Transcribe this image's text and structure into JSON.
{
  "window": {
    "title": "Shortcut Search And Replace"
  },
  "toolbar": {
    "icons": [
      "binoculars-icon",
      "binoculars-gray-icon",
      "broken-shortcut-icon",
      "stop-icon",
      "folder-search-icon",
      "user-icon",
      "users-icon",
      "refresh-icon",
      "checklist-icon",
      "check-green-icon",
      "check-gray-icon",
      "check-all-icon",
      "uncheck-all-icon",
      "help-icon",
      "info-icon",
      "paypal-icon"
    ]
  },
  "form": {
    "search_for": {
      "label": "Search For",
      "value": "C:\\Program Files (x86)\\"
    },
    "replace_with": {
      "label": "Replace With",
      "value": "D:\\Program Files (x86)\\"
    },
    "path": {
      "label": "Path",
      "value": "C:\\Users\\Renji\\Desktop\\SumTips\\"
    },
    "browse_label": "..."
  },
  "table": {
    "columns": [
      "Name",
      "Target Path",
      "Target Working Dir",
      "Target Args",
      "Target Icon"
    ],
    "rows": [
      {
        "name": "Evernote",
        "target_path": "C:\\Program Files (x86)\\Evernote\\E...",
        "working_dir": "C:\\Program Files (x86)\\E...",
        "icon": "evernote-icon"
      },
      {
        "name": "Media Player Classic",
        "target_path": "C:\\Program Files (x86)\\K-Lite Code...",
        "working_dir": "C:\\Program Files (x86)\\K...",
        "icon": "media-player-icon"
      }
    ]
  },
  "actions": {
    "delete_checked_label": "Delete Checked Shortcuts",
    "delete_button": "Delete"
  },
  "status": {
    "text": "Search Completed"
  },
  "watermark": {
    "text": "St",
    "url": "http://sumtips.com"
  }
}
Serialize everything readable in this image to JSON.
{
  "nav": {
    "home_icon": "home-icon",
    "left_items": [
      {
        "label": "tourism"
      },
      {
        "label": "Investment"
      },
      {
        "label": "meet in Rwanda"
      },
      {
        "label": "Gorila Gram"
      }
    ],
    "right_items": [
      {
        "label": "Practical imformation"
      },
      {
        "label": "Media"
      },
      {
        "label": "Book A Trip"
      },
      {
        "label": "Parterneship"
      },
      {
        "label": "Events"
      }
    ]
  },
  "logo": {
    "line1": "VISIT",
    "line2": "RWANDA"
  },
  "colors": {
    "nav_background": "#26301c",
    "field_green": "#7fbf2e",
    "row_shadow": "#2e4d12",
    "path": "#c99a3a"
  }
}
####################
> Work to do
Return every line of the preceding records in which the word "this" appears.

> Problem solution
Transcribe this image's text and structure into JSON.
Serialize everything readable in this image to JSON.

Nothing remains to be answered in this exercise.